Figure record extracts
## START
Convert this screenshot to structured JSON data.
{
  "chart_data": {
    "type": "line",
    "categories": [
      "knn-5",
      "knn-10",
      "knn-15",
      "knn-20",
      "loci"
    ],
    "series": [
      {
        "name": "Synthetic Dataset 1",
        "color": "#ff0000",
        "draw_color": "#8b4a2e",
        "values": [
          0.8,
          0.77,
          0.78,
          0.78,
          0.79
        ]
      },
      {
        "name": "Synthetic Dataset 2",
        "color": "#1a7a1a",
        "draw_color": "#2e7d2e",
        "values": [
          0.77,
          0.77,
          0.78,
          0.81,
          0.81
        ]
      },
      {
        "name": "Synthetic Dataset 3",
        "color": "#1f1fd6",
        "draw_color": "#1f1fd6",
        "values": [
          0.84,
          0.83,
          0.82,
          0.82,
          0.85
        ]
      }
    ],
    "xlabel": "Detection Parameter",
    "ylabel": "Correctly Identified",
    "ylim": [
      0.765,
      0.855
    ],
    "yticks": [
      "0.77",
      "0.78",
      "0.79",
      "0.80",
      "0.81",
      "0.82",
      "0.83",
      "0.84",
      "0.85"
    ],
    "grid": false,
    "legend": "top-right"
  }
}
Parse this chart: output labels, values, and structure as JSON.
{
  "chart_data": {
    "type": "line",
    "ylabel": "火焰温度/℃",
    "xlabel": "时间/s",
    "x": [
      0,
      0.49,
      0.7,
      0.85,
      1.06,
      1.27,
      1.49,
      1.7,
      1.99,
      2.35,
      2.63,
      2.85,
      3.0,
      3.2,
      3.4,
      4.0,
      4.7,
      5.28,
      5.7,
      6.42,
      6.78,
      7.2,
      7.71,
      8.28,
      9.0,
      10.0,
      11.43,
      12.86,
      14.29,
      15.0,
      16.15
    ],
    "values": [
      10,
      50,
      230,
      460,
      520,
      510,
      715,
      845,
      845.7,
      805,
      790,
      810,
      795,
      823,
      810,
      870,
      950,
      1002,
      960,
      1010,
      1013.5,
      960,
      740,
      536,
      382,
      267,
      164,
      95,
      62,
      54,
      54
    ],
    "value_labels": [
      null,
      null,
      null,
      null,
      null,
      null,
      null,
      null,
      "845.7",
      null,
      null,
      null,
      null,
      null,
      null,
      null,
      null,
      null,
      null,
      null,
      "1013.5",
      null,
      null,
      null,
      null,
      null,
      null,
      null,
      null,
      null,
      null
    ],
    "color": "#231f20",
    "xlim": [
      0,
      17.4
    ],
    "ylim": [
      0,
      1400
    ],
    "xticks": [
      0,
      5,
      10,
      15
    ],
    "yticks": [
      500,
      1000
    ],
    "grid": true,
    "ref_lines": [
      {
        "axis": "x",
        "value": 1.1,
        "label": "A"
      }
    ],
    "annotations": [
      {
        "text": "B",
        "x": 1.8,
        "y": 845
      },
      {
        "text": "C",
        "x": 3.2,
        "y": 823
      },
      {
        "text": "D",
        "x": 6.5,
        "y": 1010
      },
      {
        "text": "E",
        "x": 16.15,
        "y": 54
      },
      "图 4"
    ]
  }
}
## END
__WHAT IS NEEDED__
Output the lines above verbatim and in full.

__ANSWER TO THIS TASK__
Convert this screenshot to structured JSON data.
{
  "chart_data": {
    "type": "line",
    "categories": [
      "knn-5",
      "knn-10",
      "knn-15",
      "knn-20",
      "loci"
    ],
    "series": [
      {
        "name": "Synthetic Dataset 1",
        "color": "#ff0000",
        "draw_color": "#8b4a2e",
        "values": [
          0.8,
          0.77,
          0.78,
          0.78,
          0.79
        ]
      },
      {
        "name": "Synthetic Dataset 2",
        "color": "#1a7a1a",
        "draw_color": "#2e7d2e",
        "values": [
          0.77,
          0.77,
          0.78,
          0.81,
          0.81
        ]
      },
      {
        "name": "Synthetic Dataset 3",
        "color": "#1f1fd6",
        "draw_color": "#1f1fd6",
        "values": [
          0.84,
          0.83,
          0.82,
          0.82,
          0.85
        ]
      }
    ],
    "xlabel": "Detection Parameter",
    "ylabel": "Correctly Identified",
    "ylim": [
      0.765,
      0.855
    ],
    "yticks": [
      "0.77",
      "0.78",
      "0.79",
      "0.80",
      "0.81",
      "0.82",
      "0.83",
      "0.84",
      "0.85"
    ],
    "grid": false,
    "legend": "top-right"
  }
}
Parse this chart: output labels, values, and structure as JSON.
{
  "chart_data": {
    "type": "line",
    "ylabel": "火焰温度/℃",
    "xlabel": "时间/s",
    "x": [
      0,
      0.49,
      0.7,
      0.85,
      1.06,
      1.27,
      1.49,
      1.7,
      1.99,
      2.35,
      2.63,
      2.85,
      3.0,
      3.2,
      3.4,
      4.0,
      4.7,
      5.28,
      5.7,
      6.42,
      6.78,
      7.2,
      7.71,
      8.28,
      9.0,
      10.0,
      11.43,
      12.86,
      14.29,
      15.0,
      16.15
    ],
    "values": [
      10,
      50,
      230,
      460,
      520,
      510,
      715,
      845,
      845.7,
      805,
      790,
      810,
      795,
      823,
      810,
      870,
      950,
      1002,
      960,
      1010,
      1013.5,
      960,
      740,
      536,
      382,
      267,
      164,
      95,
      62,
      54,
      54
    ],
    "value_labels": [
      null,
      null,
      null,
      null,
      null,
      null,
      null,
      null,
      "845.7",
      null,
      null,
      null,
      null,
      null,
      null,
      null,
      null,
      null,
      null,
      null,
      "1013.5",
      null,
      null,
      null,
      null,
      null,
      null,
      null,
      null,
      null,
      null
    ],
    "color": "#231f20",
    "xlim": [
      0,
      17.4
    ],
    "ylim": [
      0,
      1400
    ],
    "xticks": [
      0,
      5,
      10,
      15
    ],
    "yticks": [
      500,
      1000
    ],
    "grid": true,
    "ref_lines": [
      {
        "axis": "x",
        "value": 1.1,
        "label": "A"
      }
    ],
    "annotations": [
      {
        "text": "B",
        "x": 1.8,
        "y": 845
      },
      {
        "text": "C",
        "x": 3.2,
        "y": 823
      },
      {
        "text": "D",
        "x": 6.5,
        "y": 1010
      },
      {
        "text": "E",
        "x": 16.15,
        "y": 54
      },
      "图 4"
    ]
  }
}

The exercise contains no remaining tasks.